__What is being asked__. Below is a block of records; return all of them exactly, but without the images.

__Data for processing__.
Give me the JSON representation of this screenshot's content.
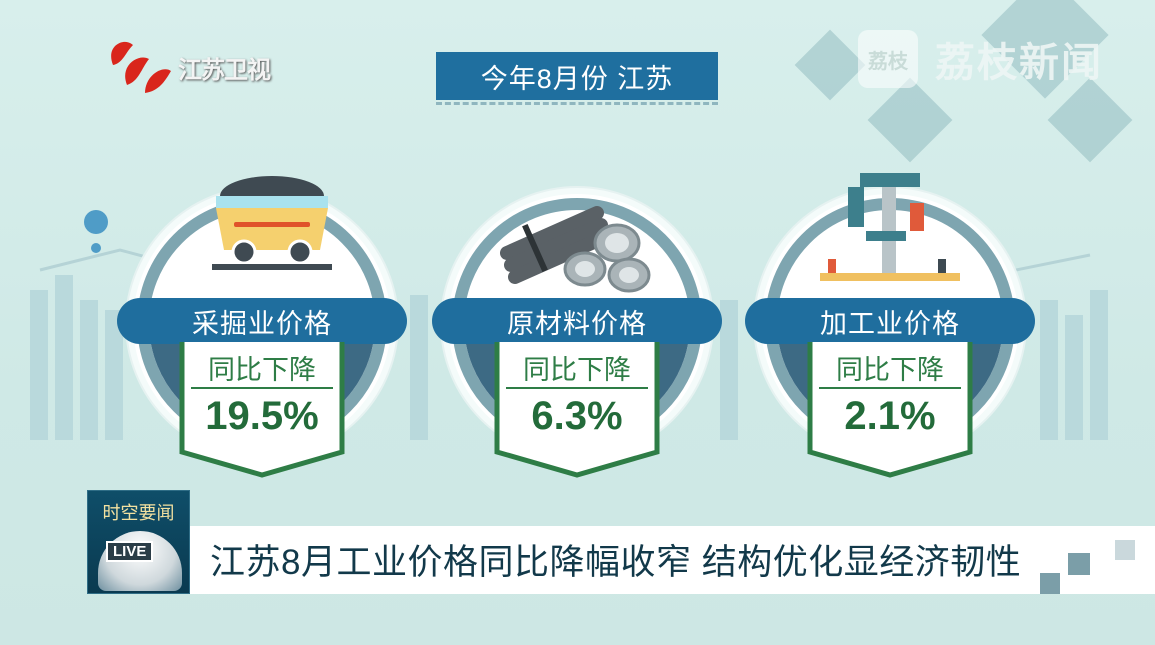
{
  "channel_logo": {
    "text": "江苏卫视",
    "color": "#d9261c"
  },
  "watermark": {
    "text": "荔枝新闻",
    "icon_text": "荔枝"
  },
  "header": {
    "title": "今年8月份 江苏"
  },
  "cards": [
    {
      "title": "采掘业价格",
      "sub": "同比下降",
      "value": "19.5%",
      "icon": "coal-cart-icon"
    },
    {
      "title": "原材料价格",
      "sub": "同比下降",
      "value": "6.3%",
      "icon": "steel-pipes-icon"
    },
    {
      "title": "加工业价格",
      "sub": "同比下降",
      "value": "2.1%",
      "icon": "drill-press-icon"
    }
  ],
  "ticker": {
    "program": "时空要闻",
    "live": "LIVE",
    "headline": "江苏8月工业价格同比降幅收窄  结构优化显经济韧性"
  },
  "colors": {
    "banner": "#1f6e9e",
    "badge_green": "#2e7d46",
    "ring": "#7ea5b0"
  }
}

__Written answer__.
Give me the JSON representation of this screenshot's content.
{
  "channel_logo": {
    "text": "江苏卫视",
    "color": "#d9261c"
  },
  "watermark": {
    "text": "荔枝新闻",
    "icon_text": "荔枝"
  },
  "header": {
    "title": "今年8月份 江苏"
  },
  "cards": [
    {
      "title": "采掘业价格",
      "sub": "同比下降",
      "value": "19.5%",
      "icon": "coal-cart-icon"
    },
    {
      "title": "原材料价格",
      "sub": "同比下降",
      "value": "6.3%",
      "icon": "steel-pipes-icon"
    },
    {
      "title": "加工业价格",
      "sub": "同比下降",
      "value": "2.1%",
      "icon": "drill-press-icon"
    }
  ],
  "ticker": {
    "program": "时空要闻",
    "live": "LIVE",
    "headline": "江苏8月工业价格同比降幅收窄  结构优化显经济韧性"
  },
  "colors": {
    "banner": "#1f6e9e",
    "badge_green": "#2e7d46",
    "ring": "#7ea5b0"
  }
}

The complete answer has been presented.